• **EXERCISE**: Retype exactly and only the lines from the one that contains "Convert this document image to plain text." through the final line of the data; pictures are left out.

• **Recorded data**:
-- START --

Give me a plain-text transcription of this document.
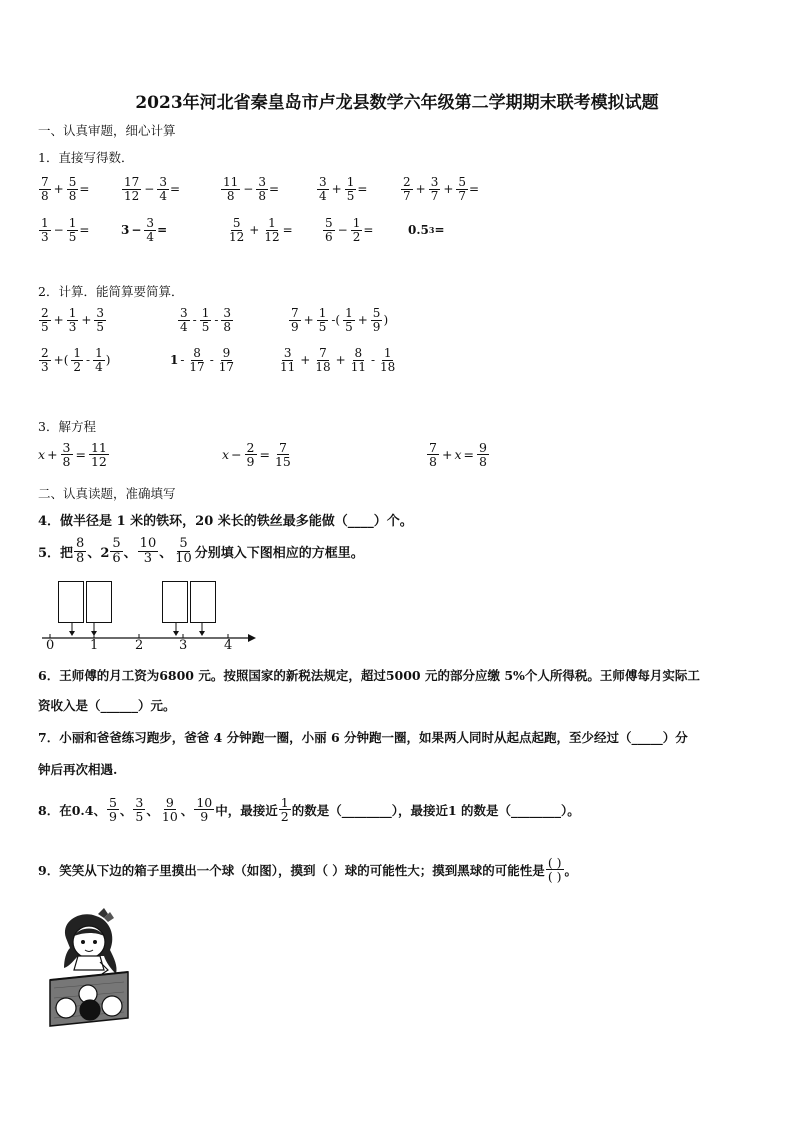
2023年河北省秦皇岛市卢龙县数学六年级第二学期期末联考模拟试题
一、认真审题，细心计算
1．直接写得数．
$\frac{7}{8} + \frac{5}{8}$ =	$\frac{17}{12} - \frac{3}{4}$ =	$\frac{11}{8} - \frac{3}{8}$ =	$\frac{3}{4} + \frac{1}{5}$ =	$\frac{2}{7} + \frac{3}{7} + \frac{5}{7}$ =
$\frac{1}{3} - \frac{1}{5}$ =	$3 - \frac{3}{4}$ =	$\frac{5}{12} + \frac{1}{12}$ =	$\frac{5}{6} - \frac{1}{2}$ =	0.5 3 =
2．计算．能简算要简算．
$\frac{2}{5} + \frac{1}{3} + \frac{3}{5}$	$\frac{3}{4} - \frac{1}{5} - \frac{3}{8}$	$\frac{7}{9} + \frac{1}{5}$ -( $\frac{1}{5} + \frac{5}{9}$ )
$\frac{2}{3}$ +( $\frac{1}{2} - \frac{1}{4}$ )	$1 - \frac{8}{17} - \frac{9}{17}$	$\frac{3}{11} + \frac{7}{18} + \frac{8}{11} - \frac{1}{18}$
3．解方程
$x + \frac{3}{8} = \frac{11}{12}$	$x - \frac{2}{9} = \frac{7}{15}$	$\frac{7}{8} + x = \frac{9}{8}$
二、认真读题，准确填写
4．做半径是 1 米的铁环，20 米长的铁丝最多能做（____）个。
5．把 $\frac{8}{8}$ 、$2 \frac{5}{6}$ 、 $\frac{10}{3}$ 、 $\frac{5}{10}$ 分别填入下图相应的方框里。
0	1	2	3	4
6．王师傅的月工资为6800 元。按照国家的新税法规定，超过5000 元的部分应缴 5%个人所得税。王师傅每月实际工
资收入是（______）元。
7．小丽和爸爸练习跑步，爸爸 4 分钟跑一圈，小丽 6 分钟跑一圈，如果两人同时从起点起跑，至少经过（_____）分
钟后再次相遇.
8．在0.4、 $\frac{5}{9}$ 、 $\frac{3}{5}$ 、 $\frac{9}{10}$ 、 $\frac{10}{9}$ 中，最接近 $\frac{1}{2}$ 的数是（________），最接近1 的数是（________）。
9．笑笑从下边的箱子里摸出一个球（如图），摸到（ ）球的可能性大；摸到黑球的可能性是 $\frac{( )}{( )}$ 。
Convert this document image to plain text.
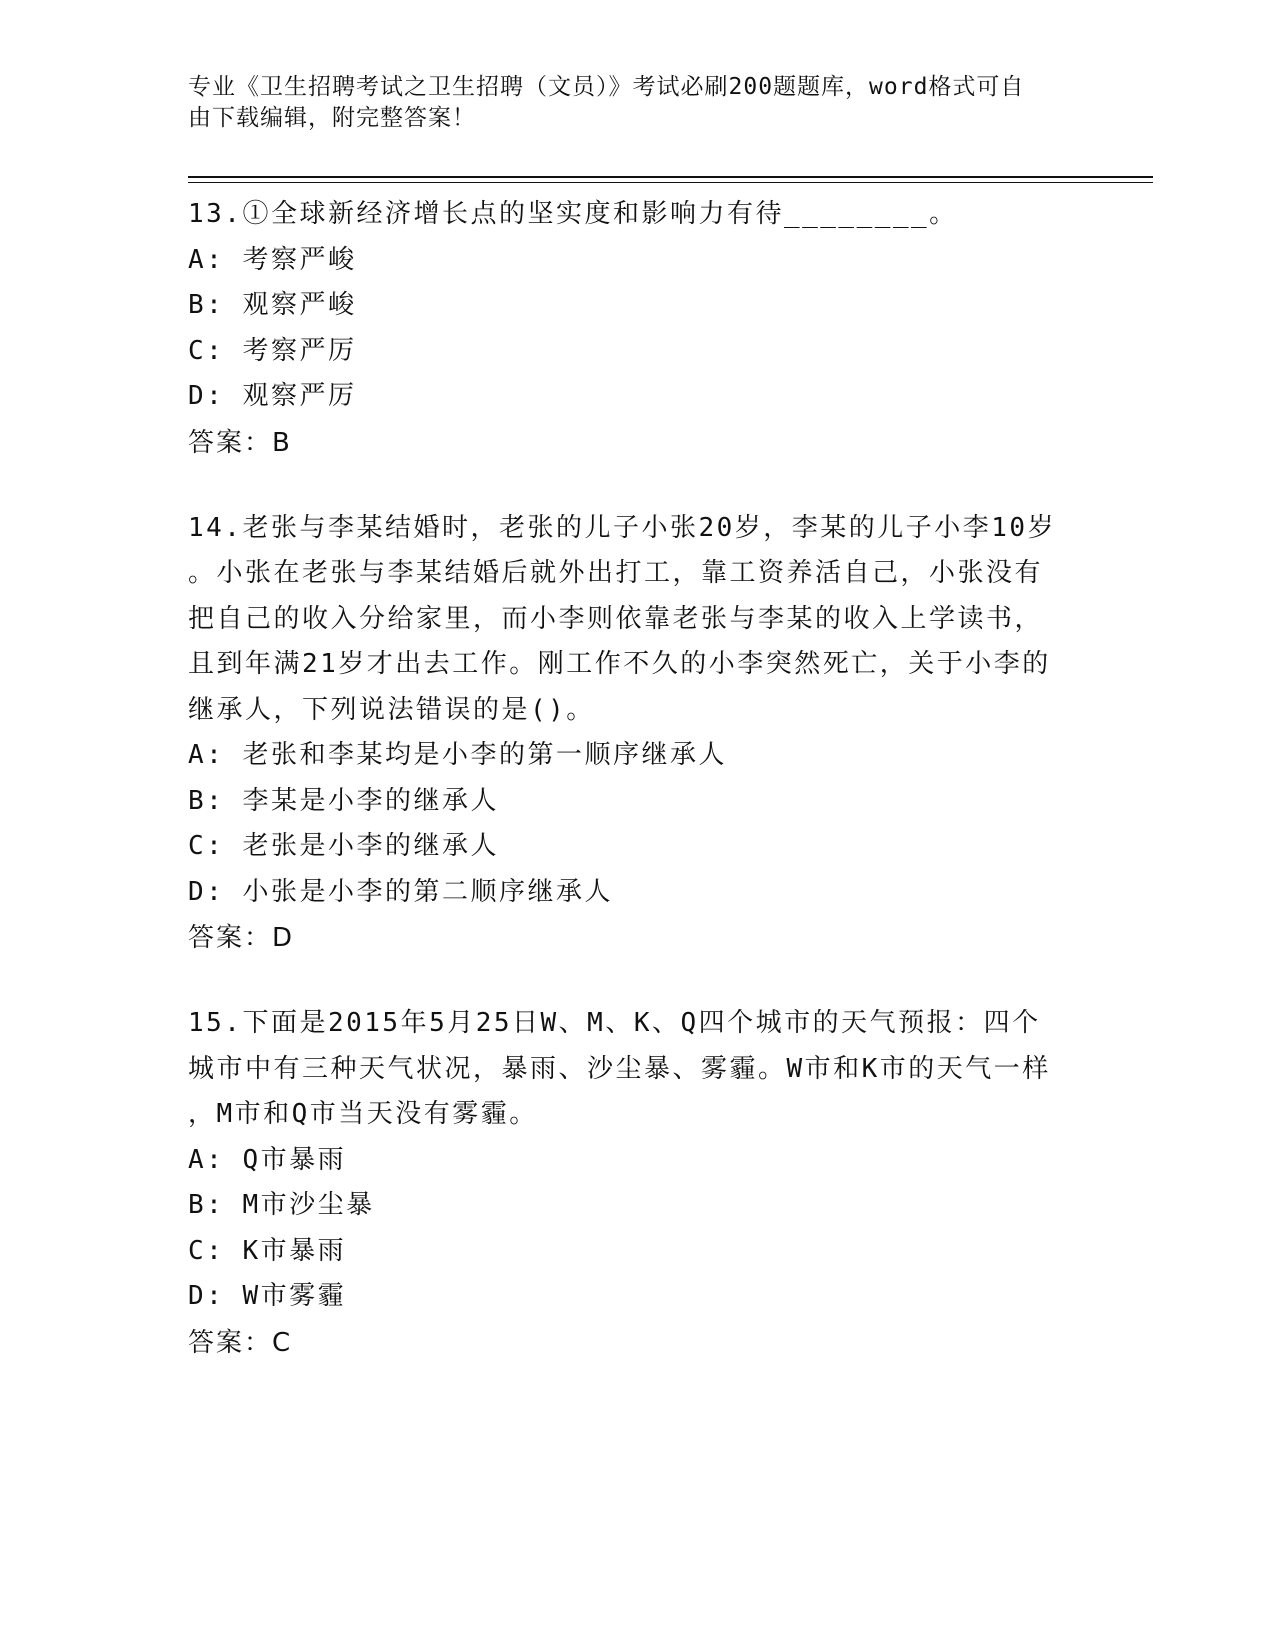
专业《卫生招聘考试之卫生招聘（文员）》考试必刷200题题库，word格式可自
由下载编辑，附完整答案！
13.①全球新经济增长点的坚实度和影响力有待________。
A: 考察严峻
B: 观察严峻
C: 考察严厉
D: 观察严厉
答案：B
14.老张与李某结婚时，老张的儿子小张20岁，李某的儿子小李10岁
。小张在老张与李某结婚后就外出打工，靠工资养活自己，小张没有
把自己的收入分给家里，而小李则依靠老张与李某的收入上学读书，
且到年满21岁才出去工作。刚工作不久的小李突然死亡，关于小李的
继承人，下列说法错误的是()。
A: 老张和李某均是小李的第一顺序继承人
B: 李某是小李的继承人
C: 老张是小李的继承人
D: 小张是小李的第二顺序继承人
答案：D
15.下面是2015年5月25日W、M、K、Q四个城市的天气预报：四个
城市中有三种天气状况，暴雨、沙尘暴、雾霾。W市和K市的天气一样
，M市和Q市当天没有雾霾。
A: Q市暴雨
B: M市沙尘暴
C: K市暴雨
D: W市雾霾
答案：C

-- END --

• **ANSWER FOR THE TASK**:
Convert this document image to plain text.
专业《卫生招聘考试之卫生招聘（文员）》考试必刷200题题库，word格式可自
由下载编辑，附完整答案！
13.①全球新经济增长点的坚实度和影响力有待________。
A: 考察严峻
B: 观察严峻
C: 考察严厉
D: 观察严厉
答案：B
14.老张与李某结婚时，老张的儿子小张20岁，李某的儿子小李10岁
。小张在老张与李某结婚后就外出打工，靠工资养活自己，小张没有
把自己的收入分给家里，而小李则依靠老张与李某的收入上学读书，
且到年满21岁才出去工作。刚工作不久的小李突然死亡，关于小李的
继承人，下列说法错误的是()。
A: 老张和李某均是小李的第一顺序继承人
B: 李某是小李的继承人
C: 老张是小李的继承人
D: 小张是小李的第二顺序继承人
答案：D
15.下面是2015年5月25日W、M、K、Q四个城市的天气预报：四个
城市中有三种天气状况，暴雨、沙尘暴、雾霾。W市和K市的天气一样
，M市和Q市当天没有雾霾。
A: Q市暴雨
B: M市沙尘暴
C: K市暴雨
D: W市雾霾
答案：C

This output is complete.